* **Task requirements**
Below is a block of records: output all of them exactly and leave out the pictures.
* Start Data excerpts *
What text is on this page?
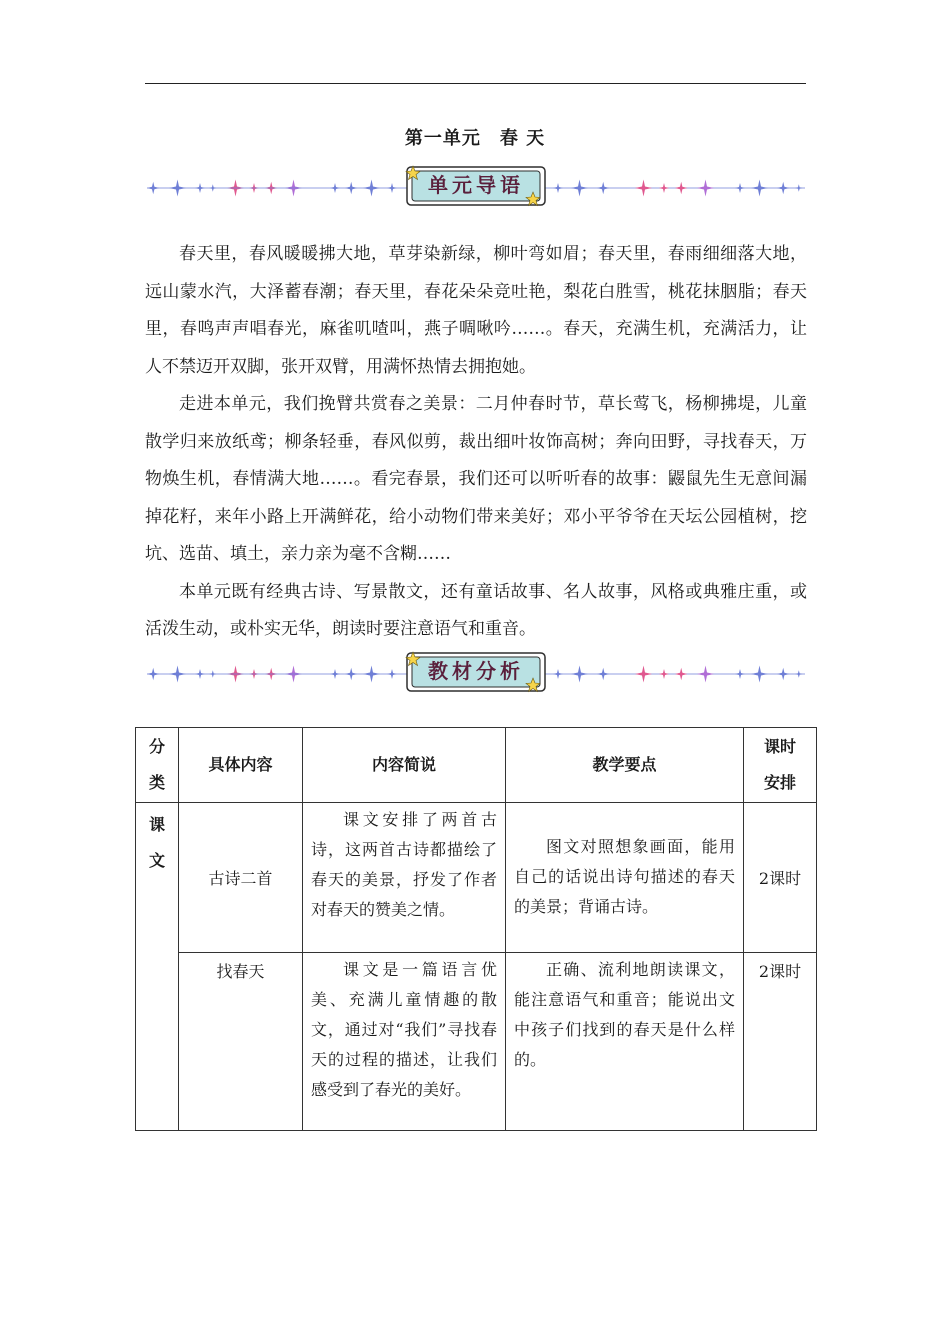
第一单元　春 天
单元导语

春天里，春风暖暖拂大地，草芽染新绿，柳叶弯如眉；春天里，春雨细细落大地，远山蒙水汽，大泽蓄春潮；春天里，春花朵朵竞吐艳，梨花白胜雪，桃花抹胭脂；春天里，春鸣声声唱春光，麻雀叽喳叫，燕子啁啾吟……。春天，充满生机，充满活力，让人不禁迈开双脚，张开双臂，用满怀热情去拥抱她。

走进本单元，我们挽臂共赏春之美景：二月仲春时节，草长莺飞，杨柳拂堤，儿童散学归来放纸鸢；柳条轻垂，春风似剪，裁出细叶妆饰高树；奔向田野，寻找春天，万物焕生机，春情满大地……。看完春景，我们还可以听听春的故事：鼹鼠先生无意间漏掉花籽，来年小路上开满鲜花，给小动物们带来美好；邓小平爷爷在天坛公园植树，挖坑、选苗、填土，亲力亲为毫不含糊……

本单元既有经典古诗、写景散文，还有童话故事、名人故事，风格或典雅庄重，或活泼生动，或朴实无华，朗读时要注意语气和重音。

教材分析
分类	具体内容	内容简说	教学要点	课时安排

课文	古诗二首	课文安排了两首古诗，这两首古诗都描绘了春天的美景，抒发了作者对春天的赞美之情。	图文对照想象画面，能用自己的话说出诗句描述的春天的美景；背诵古诗。	2课时
	找春天	课文是一篇语言优美、充满儿童情趣的散文，通过对“我们”寻找春天的过程的描述，让我们感受到了春光的美好。	正确、流利地朗读课文，能注意语气和重音；能说出文中孩子们找到的春天是什么样的。	2课时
* End Data excerpts *
* **Result**
What text is on this page?
第一单元　春 天
单元导语

春天里，春风暖暖拂大地，草芽染新绿，柳叶弯如眉；春天里，春雨细细落大地，远山蒙水汽，大泽蓄春潮；春天里，春花朵朵竞吐艳，梨花白胜雪，桃花抹胭脂；春天里，春鸣声声唱春光，麻雀叽喳叫，燕子啁啾吟……。春天，充满生机，充满活力，让人不禁迈开双脚，张开双臂，用满怀热情去拥抱她。

走进本单元，我们挽臂共赏春之美景：二月仲春时节，草长莺飞，杨柳拂堤，儿童散学归来放纸鸢；柳条轻垂，春风似剪，裁出细叶妆饰高树；奔向田野，寻找春天，万物焕生机，春情满大地……。看完春景，我们还可以听听春的故事：鼹鼠先生无意间漏掉花籽，来年小路上开满鲜花，给小动物们带来美好；邓小平爷爷在天坛公园植树，挖坑、选苗、填土，亲力亲为毫不含糊……

本单元既有经典古诗、写景散文，还有童话故事、名人故事，风格或典雅庄重，或活泼生动，或朴实无华，朗读时要注意语气和重音。

教材分析
分类	具体内容	内容简说	教学要点	课时安排

课文	古诗二首	课文安排了两首古诗，这两首古诗都描绘了春天的美景，抒发了作者对春天的赞美之情。	图文对照想象画面，能用自己的话说出诗句描述的春天的美景；背诵古诗。	2课时
	找春天	课文是一篇语言优美、充满儿童情趣的散文，通过对“我们”寻找春天的过程的描述，让我们感受到了春光的美好。	正确、流利地朗读课文，能注意语气和重音；能说出文中孩子们找到的春天是什么样的。	2课时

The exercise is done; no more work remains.